What the exercise asks:
In your copy, leave out the pictures; write out all the data exactly.

Input material:

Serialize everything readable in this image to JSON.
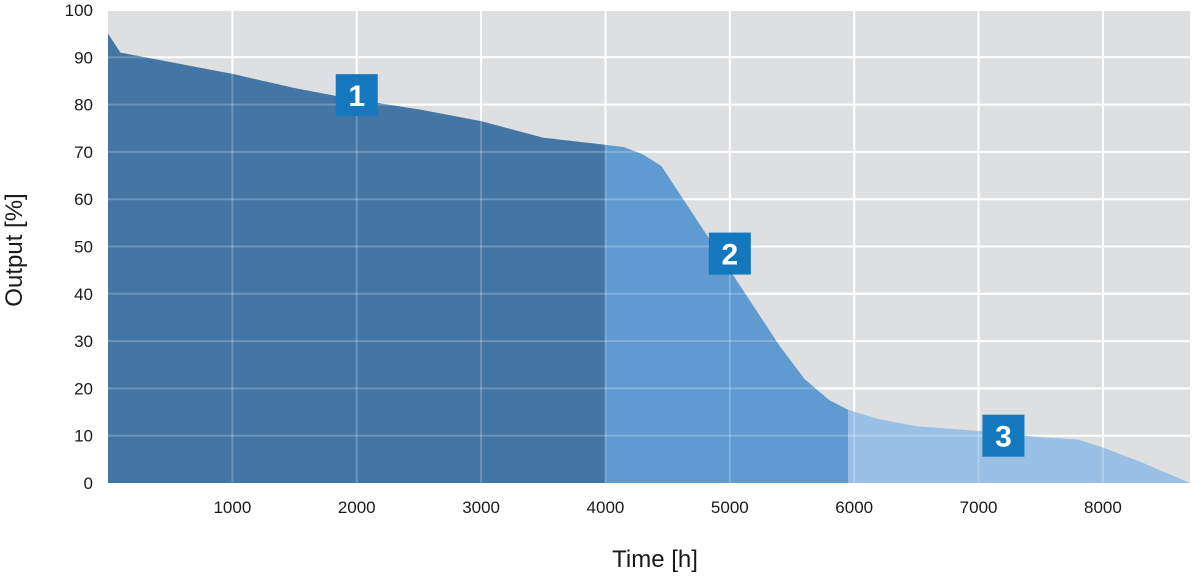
{
  "chart_data": {
    "type": "area",
    "xlabel": "Time [h]",
    "ylabel": "Output [%]",
    "xlim": [
      0,
      8700
    ],
    "ylim": [
      0,
      100
    ],
    "x_ticks": [
      "1000",
      "2000",
      "3000",
      "4000",
      "5000",
      "6000",
      "7000",
      "8000"
    ],
    "y_ticks": [
      "0",
      "10",
      "20",
      "30",
      "40",
      "50",
      "60",
      "70",
      "80",
      "90",
      "100"
    ],
    "grid": true,
    "curve": {
      "x": [
        0,
        50,
        100,
        200,
        500,
        1000,
        1500,
        2000,
        2500,
        3000,
        3500,
        4000,
        4150,
        4300,
        4450,
        4600,
        4800,
        5000,
        5200,
        5400,
        5600,
        5800,
        5950,
        6200,
        6500,
        7000,
        7500,
        7800,
        8000,
        8300,
        8700
      ],
      "y": [
        95,
        93,
        91,
        90.5,
        89,
        86.5,
        83.5,
        81,
        79,
        76.5,
        73,
        71.5,
        71,
        69.5,
        67,
        61,
        53,
        45,
        37,
        29,
        22,
        17.5,
        15.5,
        13.5,
        12,
        11,
        9.7,
        9.2,
        7.5,
        4.5,
        0
      ]
    },
    "regions": [
      {
        "label": "1",
        "x_start": 0,
        "x_end": 4000,
        "color": "#4476a5"
      },
      {
        "label": "2",
        "x_start": 4000,
        "x_end": 5950,
        "color": "#5f9ad0"
      },
      {
        "label": "3",
        "x_start": 5950,
        "x_end": 8700,
        "color": "#9bc0e6"
      }
    ],
    "badges": [
      {
        "label": "1",
        "x": 2000,
        "y": 82
      },
      {
        "label": "2",
        "x": 5000,
        "y": 48.5
      },
      {
        "label": "3",
        "x": 7200,
        "y": 10
      }
    ]
  },
  "colors": {
    "plot_background": "#dedfe1",
    "grid": "#ffffff",
    "badge": "#1478be",
    "text": "#1a1a1a"
  }
}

Answer:
Serialize everything readable in this image to JSON.
{
  "chart_data": {
    "type": "area",
    "xlabel": "Time [h]",
    "ylabel": "Output [%]",
    "xlim": [
      0,
      8700
    ],
    "ylim": [
      0,
      100
    ],
    "x_ticks": [
      "1000",
      "2000",
      "3000",
      "4000",
      "5000",
      "6000",
      "7000",
      "8000"
    ],
    "y_ticks": [
      "0",
      "10",
      "20",
      "30",
      "40",
      "50",
      "60",
      "70",
      "80",
      "90",
      "100"
    ],
    "grid": true,
    "curve": {
      "x": [
        0,
        50,
        100,
        200,
        500,
        1000,
        1500,
        2000,
        2500,
        3000,
        3500,
        4000,
        4150,
        4300,
        4450,
        4600,
        4800,
        5000,
        5200,
        5400,
        5600,
        5800,
        5950,
        6200,
        6500,
        7000,
        7500,
        7800,
        8000,
        8300,
        8700
      ],
      "y": [
        95,
        93,
        91,
        90.5,
        89,
        86.5,
        83.5,
        81,
        79,
        76.5,
        73,
        71.5,
        71,
        69.5,
        67,
        61,
        53,
        45,
        37,
        29,
        22,
        17.5,
        15.5,
        13.5,
        12,
        11,
        9.7,
        9.2,
        7.5,
        4.5,
        0
      ]
    },
    "regions": [
      {
        "label": "1",
        "x_start": 0,
        "x_end": 4000,
        "color": "#4476a5"
      },
      {
        "label": "2",
        "x_start": 4000,
        "x_end": 5950,
        "color": "#5f9ad0"
      },
      {
        "label": "3",
        "x_start": 5950,
        "x_end": 8700,
        "color": "#9bc0e6"
      }
    ],
    "badges": [
      {
        "label": "1",
        "x": 2000,
        "y": 82
      },
      {
        "label": "2",
        "x": 5000,
        "y": 48.5
      },
      {
        "label": "3",
        "x": 7200,
        "y": 10
      }
    ]
  },
  "colors": {
    "plot_background": "#dedfe1",
    "grid": "#ffffff",
    "badge": "#1478be",
    "text": "#1a1a1a"
  }
}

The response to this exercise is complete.